→ **INSTRUCTIONS TO FOLLOW**
Show each line that has the string "Devant" in it.

____

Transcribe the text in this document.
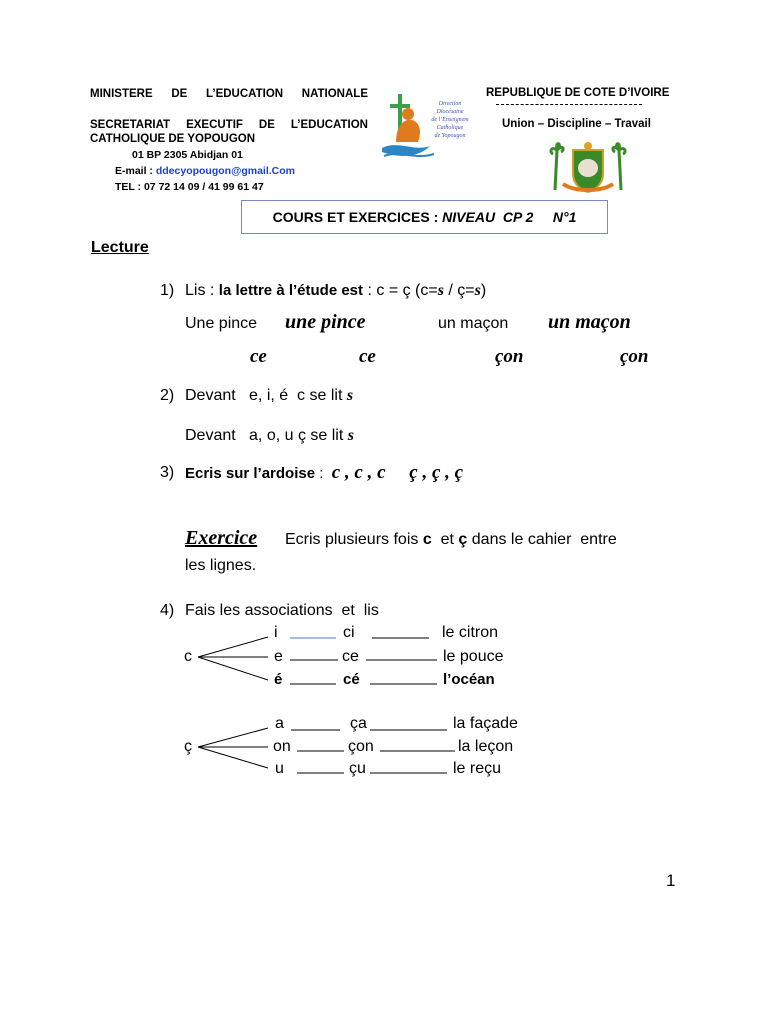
MINISTERE DE L’EDUCATION NATIONALE
SECRETARIAT EXECUTIF DE L’EDUCATION
CATHOLIQUE DE YOPOUGON
01 BP 2305 Abidjan 01
E-mail : ddecyopougon@gmail.Com
TEL : 07 72 14 09 / 41 99 61 47
Direction
Diocésaine
de l’Enseignem
Catholique
de Yopougon
REPUBLIQUE DE COTE D’IVOIRE
Union – Discipline – Travail
COURS ET EXERCICES : NIVEAU  CP 2     N°1
Lecture
1) Lis : la lettre à l’étude est : c = ç (c=s / ç=s)
Une pince une pince	un maçon un maçon
ce	ce	çon	çon
2) Devant   e, i, é  c se lit s
Devant   a, o, u ç se lit s
3) Ecris sur l’ardoise :  c , c , c     ç , ç , ç
Exercice Ecris plusieurs fois c  et ç dans le cahier  entre
les lignes.
4) Fais les associations  et  lis
c
i	ci	le citron
e	ce	le pouce
é	cé	l’océan
ç
a	ça	la façade
on	çon	la leçon
u	çu	le reçu
1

____

→ **FULL OUTPUT**
2) Devant   e, i, é  c se lit s
Devant   a, o, u ç se lit s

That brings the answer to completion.